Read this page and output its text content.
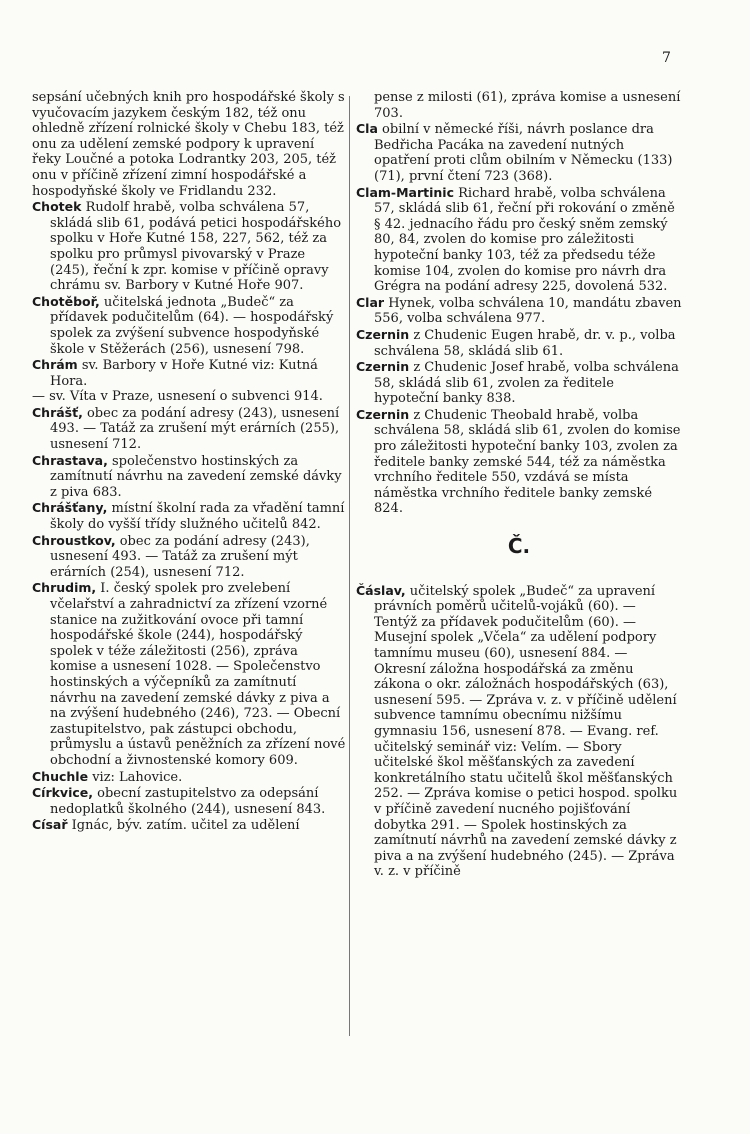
7

sepsání učebných knih pro hospodářské školy s vyučovacím jazykem českým 182, též onu ohledně zřízení rolnické školy v Chebu 183, též onu za udělení zemské podpory k upravení řeky Loučné a potoka Lodrantky 203, 205, též onu v příčině zřízení zimní hospodářské a hospodyňské školy ve Fridlandu 232.

Chotek Rudolf hrabě, volba schválena 57, skládá slib 61, podává petici hospodářského spolku v Hoře Kutné 158, 227, 562, též za spolku pro průmysl pivovarský v Praze (245), řeční k zpr. komise v příčině opravy chrámu sv. Barbory v Kutné Hoře 907.

Chotěboř, učitelská jednota „Budeč“ za přídavek podučitelům (64). — hospodářský spolek za zvýšení subvence hospodyňské škole v Stěžerách (256), usnesení 798.

Chrám sv. Barbory v Hoře Kutné viz: Kutná Hora.

— sv. Víta v Praze, usnesení o subvenci 914.

Chrášť, obec za podání adresy (243), usnesení 493. — Tatáž za zrušení mýt erárních (255), usnesení 712.

Chrastava, společenstvo hostinských za zamítnutí návrhu na zavedení zemské dávky z piva 683.

Chrášťany, místní školní rada za vřadění tamní školy do vyšší třídy služného učitelů 842.

Chroustkov, obec za podání adresy (243), usnesení 493. — Tatáž za zrušení mýt erárních (254), usnesení 712.

Chrudim, I. český spolek pro zvelebení včelařství a zahradnictví za zřízení vzorné stanice na zužitkování ovoce při tamní hospodářské škole (244), hospodářský spolek v téže záležitosti (256), zpráva komise a usnesení 1028. — Společenstvo hostinských a výčepníků za zamítnutí návrhu na zavedení zemské dávky z piva a na zvýšení hudebného (246), 723. — Obecní zastupitelstvo, pak zástupci obchodu, průmyslu a ústavů peněžních za zřízení nové obchodní a živnostenské komory 609.

Chuchle viz: Lahovice.

Církvice, obecní zastupitelstvo za odepsání nedoplatků školného (244), usnesení 843.

Císař Ignác, býv. zatím. učitel za udělení

pense z milosti (61), zpráva komise a usnesení 703.

Cla obilní v německé říši, návrh poslance dra Bedřicha Pacáka na zavedení nutných opatření proti clům obilním v Německu (133) (71), první čtení 723 (368).

Clam-Martinic Richard hrabě, volba schválena 57, skládá slib 61, řeční při rokování o změně § 42. jednacího řádu pro český sněm zemský 80, 84, zvolen do komise pro záležitosti hypoteční banky 103, též za předsedu téže komise 104, zvolen do komise pro návrh dra Grégra na podání adresy 225, dovolená 532.

Clar Hynek, volba schválena 10, mandátu zbaven 556, volba schválena 977.

Czernin z Chudenic Eugen hrabě, dr. v. p., volba schválena 58, skládá slib 61.

Czernin z Chudenic Josef hrabě, volba schválena 58, skládá slib 61, zvolen za ředitele hypoteční banky 838.

Czernin z Chudenic Theobald hrabě, volba schválena 58, skládá slib 61, zvolen do komise pro záležitosti hypoteční banky 103, zvolen za ředitele banky zemské 544, též za náměstka vrchního ředitele 550, vzdává se místa náměstka vrchního ředitele banky zemské 824.

Č.

Čáslav, učitelský spolek „Budeč“ za upravení právních poměrů učitelů-vojáků (60). — Tentýž za přídavek podučitelům (60). — Musejní spolek „Včela“ za udělení podpory tamnímu museu (60), usnesení 884. — Okresní záložna hospodářská za změnu zákona o okr. záložnách hospodářských (63), usnesení 595. — Zpráva v. z. v příčině udělení subvence tamnímu obecnímu nižšímu gymnasiu 156, usnesení 878. — Evang. ref. učitelský seminář viz: Velím. — Sbory učitelské škol měšťanských za zavedení konkretálního statu učitelů škol měšťanských 252. — Zpráva komise o petici hospod. spolku v příčině zavedení nucného pojišťování dobytka 291. — Spolek hostinských za zamítnutí návrhů na zavedení zemské dávky z piva a na zvýšení hudebného (245). — Zpráva v. z. v příčině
· · ·
* [Objective] Return all of the entries exactly as written, but drop any pictures they hold.

* [Response below]
Read this page and output its text content.
7

sepsání učebných knih pro hospodářské školy s vyučovacím jazykem českým 182, též onu ohledně zřízení rolnické školy v Chebu 183, též onu za udělení zemské podpory k upravení řeky Loučné a potoka Lodrantky 203, 205, též onu v příčině zřízení zimní hospodářské a hospodyňské školy ve Fridlandu 232.

Chotek Rudolf hrabě, volba schválena 57, skládá slib 61, podává petici hospodářského spolku v Hoře Kutné 158, 227, 562, též za spolku pro průmysl pivovarský v Praze (245), řeční k zpr. komise v příčině opravy chrámu sv. Barbory v Kutné Hoře 907.

Chotěboř, učitelská jednota „Budeč“ za přídavek podučitelům (64). — hospodářský spolek za zvýšení subvence hospodyňské škole v Stěžerách (256), usnesení 798.

Chrám sv. Barbory v Hoře Kutné viz: Kutná Hora.

— sv. Víta v Praze, usnesení o subvenci 914.

Chrášť, obec za podání adresy (243), usnesení 493. — Tatáž za zrušení mýt erárních (255), usnesení 712.

Chrastava, společenstvo hostinských za zamítnutí návrhu na zavedení zemské dávky z piva 683.

Chrášťany, místní školní rada za vřadění tamní školy do vyšší třídy služného učitelů 842.

Chroustkov, obec za podání adresy (243), usnesení 493. — Tatáž za zrušení mýt erárních (254), usnesení 712.

Chrudim, I. český spolek pro zvelebení včelařství a zahradnictví za zřízení vzorné stanice na zužitkování ovoce při tamní hospodářské škole (244), hospodářský spolek v téže záležitosti (256), zpráva komise a usnesení 1028. — Společenstvo hostinských a výčepníků za zamítnutí návrhu na zavedení zemské dávky z piva a na zvýšení hudebného (246), 723. — Obecní zastupitelstvo, pak zástupci obchodu, průmyslu a ústavů peněžních za zřízení nové obchodní a živnostenské komory 609.

Chuchle viz: Lahovice.

Církvice, obecní zastupitelstvo za odepsání nedoplatků školného (244), usnesení 843.

Císař Ignác, býv. zatím. učitel za udělení

pense z milosti (61), zpráva komise a usnesení 703.

Cla obilní v německé říši, návrh poslance dra Bedřicha Pacáka na zavedení nutných opatření proti clům obilním v Německu (133) (71), první čtení 723 (368).

Clam-Martinic Richard hrabě, volba schválena 57, skládá slib 61, řeční při rokování o změně § 42. jednacího řádu pro český sněm zemský 80, 84, zvolen do komise pro záležitosti hypoteční banky 103, též za předsedu téže komise 104, zvolen do komise pro návrh dra Grégra na podání adresy 225, dovolená 532.

Clar Hynek, volba schválena 10, mandátu zbaven 556, volba schválena 977.

Czernin z Chudenic Eugen hrabě, dr. v. p., volba schválena 58, skládá slib 61.

Czernin z Chudenic Josef hrabě, volba schválena 58, skládá slib 61, zvolen za ředitele hypoteční banky 838.

Czernin z Chudenic Theobald hrabě, volba schválena 58, skládá slib 61, zvolen do komise pro záležitosti hypoteční banky 103, zvolen za ředitele banky zemské 544, též za náměstka vrchního ředitele 550, vzdává se místa náměstka vrchního ředitele banky zemské 824.

Č.

Čáslav, učitelský spolek „Budeč“ za upravení právních poměrů učitelů-vojáků (60). — Tentýž za přídavek podučitelům (60). — Musejní spolek „Včela“ za udělení podpory tamnímu museu (60), usnesení 884. — Okresní záložna hospodářská za změnu zákona o okr. záložnách hospodářských (63), usnesení 595. — Zpráva v. z. v příčině udělení subvence tamnímu obecnímu nižšímu gymnasiu 156, usnesení 878. — Evang. ref. učitelský seminář viz: Velím. — Sbory učitelské škol měšťanských za zavedení konkretálního statu učitelů škol měšťanských 252. — Zpráva komise o petici hospod. spolku v příčině zavedení nucného pojišťování dobytka 291. — Spolek hostinských za zamítnutí návrhů na zavedení zemské dávky z piva a na zvýšení hudebného (245). — Zpráva v. z. v příčině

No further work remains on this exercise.